Transcribe every record that appears below, exactly and in full.

━━━━━━

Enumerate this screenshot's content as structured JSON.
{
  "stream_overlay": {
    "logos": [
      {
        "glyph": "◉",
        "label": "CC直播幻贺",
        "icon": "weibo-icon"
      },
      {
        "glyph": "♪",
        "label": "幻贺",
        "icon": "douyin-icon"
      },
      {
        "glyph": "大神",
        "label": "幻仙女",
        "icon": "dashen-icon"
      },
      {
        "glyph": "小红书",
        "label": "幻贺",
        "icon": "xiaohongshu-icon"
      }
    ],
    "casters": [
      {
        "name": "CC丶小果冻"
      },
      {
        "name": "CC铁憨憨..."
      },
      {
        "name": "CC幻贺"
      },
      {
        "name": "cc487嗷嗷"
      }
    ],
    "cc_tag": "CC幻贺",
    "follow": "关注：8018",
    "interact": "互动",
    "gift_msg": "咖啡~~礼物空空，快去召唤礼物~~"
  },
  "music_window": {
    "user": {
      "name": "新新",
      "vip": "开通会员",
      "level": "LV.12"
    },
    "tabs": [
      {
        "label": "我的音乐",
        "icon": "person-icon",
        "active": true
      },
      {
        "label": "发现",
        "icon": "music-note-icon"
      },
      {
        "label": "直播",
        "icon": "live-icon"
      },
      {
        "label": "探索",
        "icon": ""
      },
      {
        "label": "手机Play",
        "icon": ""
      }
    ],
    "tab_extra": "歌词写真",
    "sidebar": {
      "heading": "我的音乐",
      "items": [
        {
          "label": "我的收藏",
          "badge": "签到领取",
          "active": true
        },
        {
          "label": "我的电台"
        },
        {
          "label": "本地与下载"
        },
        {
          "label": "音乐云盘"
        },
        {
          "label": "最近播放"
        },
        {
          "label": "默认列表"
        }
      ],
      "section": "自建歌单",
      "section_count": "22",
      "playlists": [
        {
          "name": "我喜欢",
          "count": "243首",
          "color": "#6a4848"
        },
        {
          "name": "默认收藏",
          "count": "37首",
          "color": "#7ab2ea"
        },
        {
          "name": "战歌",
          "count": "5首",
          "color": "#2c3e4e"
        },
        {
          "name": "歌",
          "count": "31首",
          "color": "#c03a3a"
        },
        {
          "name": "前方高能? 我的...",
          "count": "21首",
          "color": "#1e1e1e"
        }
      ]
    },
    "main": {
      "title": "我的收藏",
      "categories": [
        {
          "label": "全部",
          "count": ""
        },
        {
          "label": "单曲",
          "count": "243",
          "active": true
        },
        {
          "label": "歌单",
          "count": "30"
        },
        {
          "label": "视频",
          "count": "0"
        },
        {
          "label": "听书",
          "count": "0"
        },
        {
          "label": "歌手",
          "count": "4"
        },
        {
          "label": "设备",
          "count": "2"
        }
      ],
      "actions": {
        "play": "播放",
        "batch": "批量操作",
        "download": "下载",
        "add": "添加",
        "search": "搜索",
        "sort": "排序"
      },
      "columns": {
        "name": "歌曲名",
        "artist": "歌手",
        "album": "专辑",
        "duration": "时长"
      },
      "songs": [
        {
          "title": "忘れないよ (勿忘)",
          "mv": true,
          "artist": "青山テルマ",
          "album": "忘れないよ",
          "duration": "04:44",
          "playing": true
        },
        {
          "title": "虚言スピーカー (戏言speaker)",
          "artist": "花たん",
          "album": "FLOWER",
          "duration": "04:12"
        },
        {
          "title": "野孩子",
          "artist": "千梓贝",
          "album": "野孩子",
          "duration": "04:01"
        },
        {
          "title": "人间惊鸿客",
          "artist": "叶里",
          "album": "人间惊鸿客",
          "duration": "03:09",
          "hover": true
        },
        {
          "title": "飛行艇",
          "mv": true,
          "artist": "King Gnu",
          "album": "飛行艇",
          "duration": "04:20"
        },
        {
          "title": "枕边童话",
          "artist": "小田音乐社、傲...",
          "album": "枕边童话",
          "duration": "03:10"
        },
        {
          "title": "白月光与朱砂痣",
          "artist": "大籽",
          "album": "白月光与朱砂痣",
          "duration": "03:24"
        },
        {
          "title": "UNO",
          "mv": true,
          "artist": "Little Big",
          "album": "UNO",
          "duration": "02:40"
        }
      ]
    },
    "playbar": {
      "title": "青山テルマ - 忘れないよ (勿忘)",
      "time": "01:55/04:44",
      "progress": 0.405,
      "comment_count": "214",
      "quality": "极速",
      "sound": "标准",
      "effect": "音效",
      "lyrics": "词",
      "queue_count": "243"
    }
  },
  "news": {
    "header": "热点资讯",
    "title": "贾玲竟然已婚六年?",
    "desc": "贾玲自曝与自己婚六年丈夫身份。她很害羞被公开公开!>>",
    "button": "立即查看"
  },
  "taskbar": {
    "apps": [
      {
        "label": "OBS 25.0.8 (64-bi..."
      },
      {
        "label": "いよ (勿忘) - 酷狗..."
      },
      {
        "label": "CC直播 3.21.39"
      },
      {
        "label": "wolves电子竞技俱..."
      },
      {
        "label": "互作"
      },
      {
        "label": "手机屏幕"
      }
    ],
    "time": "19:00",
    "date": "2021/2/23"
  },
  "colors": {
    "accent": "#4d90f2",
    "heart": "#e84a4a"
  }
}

━━━━━━

• [Answer to this task]
Enumerate this screenshot's content as structured JSON.
{
  "stream_overlay": {
    "logos": [
      {
        "glyph": "◉",
        "label": "CC直播幻贺",
        "icon": "weibo-icon"
      },
      {
        "glyph": "♪",
        "label": "幻贺",
        "icon": "douyin-icon"
      },
      {
        "glyph": "大神",
        "label": "幻仙女",
        "icon": "dashen-icon"
      },
      {
        "glyph": "小红书",
        "label": "幻贺",
        "icon": "xiaohongshu-icon"
      }
    ],
    "casters": [
      {
        "name": "CC丶小果冻"
      },
      {
        "name": "CC铁憨憨..."
      },
      {
        "name": "CC幻贺"
      },
      {
        "name": "cc487嗷嗷"
      }
    ],
    "cc_tag": "CC幻贺",
    "follow": "关注：8018",
    "interact": "互动",
    "gift_msg": "咖啡~~礼物空空，快去召唤礼物~~"
  },
  "music_window": {
    "user": {
      "name": "新新",
      "vip": "开通会员",
      "level": "LV.12"
    },
    "tabs": [
      {
        "label": "我的音乐",
        "icon": "person-icon",
        "active": true
      },
      {
        "label": "发现",
        "icon": "music-note-icon"
      },
      {
        "label": "直播",
        "icon": "live-icon"
      },
      {
        "label": "探索",
        "icon": ""
      },
      {
        "label": "手机Play",
        "icon": ""
      }
    ],
    "tab_extra": "歌词写真",
    "sidebar": {
      "heading": "我的音乐",
      "items": [
        {
          "label": "我的收藏",
          "badge": "签到领取",
          "active": true
        },
        {
          "label": "我的电台"
        },
        {
          "label": "本地与下载"
        },
        {
          "label": "音乐云盘"
        },
        {
          "label": "最近播放"
        },
        {
          "label": "默认列表"
        }
      ],
      "section": "自建歌单",
      "section_count": "22",
      "playlists": [
        {
          "name": "我喜欢",
          "count": "243首",
          "color": "#6a4848"
        },
        {
          "name": "默认收藏",
          "count": "37首",
          "color": "#7ab2ea"
        },
        {
          "name": "战歌",
          "count": "5首",
          "color": "#2c3e4e"
        },
        {
          "name": "歌",
          "count": "31首",
          "color": "#c03a3a"
        },
        {
          "name": "前方高能? 我的...",
          "count": "21首",
          "color": "#1e1e1e"
        }
      ]
    },
    "main": {
      "title": "我的收藏",
      "categories": [
        {
          "label": "全部",
          "count": ""
        },
        {
          "label": "单曲",
          "count": "243",
          "active": true
        },
        {
          "label": "歌单",
          "count": "30"
        },
        {
          "label": "视频",
          "count": "0"
        },
        {
          "label": "听书",
          "count": "0"
        },
        {
          "label": "歌手",
          "count": "4"
        },
        {
          "label": "设备",
          "count": "2"
        }
      ],
      "actions": {
        "play": "播放",
        "batch": "批量操作",
        "download": "下载",
        "add": "添加",
        "search": "搜索",
        "sort": "排序"
      },
      "columns": {
        "name": "歌曲名",
        "artist": "歌手",
        "album": "专辑",
        "duration": "时长"
      },
      "songs": [
        {
          "title": "忘れないよ (勿忘)",
          "mv": true,
          "artist": "青山テルマ",
          "album": "忘れないよ",
          "duration": "04:44",
          "playing": true
        },
        {
          "title": "虚言スピーカー (戏言speaker)",
          "artist": "花たん",
          "album": "FLOWER",
          "duration": "04:12"
        },
        {
          "title": "野孩子",
          "artist": "千梓贝",
          "album": "野孩子",
          "duration": "04:01"
        },
        {
          "title": "人间惊鸿客",
          "artist": "叶里",
          "album": "人间惊鸿客",
          "duration": "03:09",
          "hover": true
        },
        {
          "title": "飛行艇",
          "mv": true,
          "artist": "King Gnu",
          "album": "飛行艇",
          "duration": "04:20"
        },
        {
          "title": "枕边童话",
          "artist": "小田音乐社、傲...",
          "album": "枕边童话",
          "duration": "03:10"
        },
        {
          "title": "白月光与朱砂痣",
          "artist": "大籽",
          "album": "白月光与朱砂痣",
          "duration": "03:24"
        },
        {
          "title": "UNO",
          "mv": true,
          "artist": "Little Big",
          "album": "UNO",
          "duration": "02:40"
        }
      ]
    },
    "playbar": {
      "title": "青山テルマ - 忘れないよ (勿忘)",
      "time": "01:55/04:44",
      "progress": 0.405,
      "comment_count": "214",
      "quality": "极速",
      "sound": "标准",
      "effect": "音效",
      "lyrics": "词",
      "queue_count": "243"
    }
  },
  "news": {
    "header": "热点资讯",
    "title": "贾玲竟然已婚六年?",
    "desc": "贾玲自曝与自己婚六年丈夫身份。她很害羞被公开公开!>>",
    "button": "立即查看"
  },
  "taskbar": {
    "apps": [
      {
        "label": "OBS 25.0.8 (64-bi..."
      },
      {
        "label": "いよ (勿忘) - 酷狗..."
      },
      {
        "label": "CC直播 3.21.39"
      },
      {
        "label": "wolves电子竞技俱..."
      },
      {
        "label": "互作"
      },
      {
        "label": "手机屏幕"
      }
    ],
    "time": "19:00",
    "date": "2021/2/23"
  },
  "colors": {
    "accent": "#4d90f2",
    "heart": "#e84a4a"
  }
}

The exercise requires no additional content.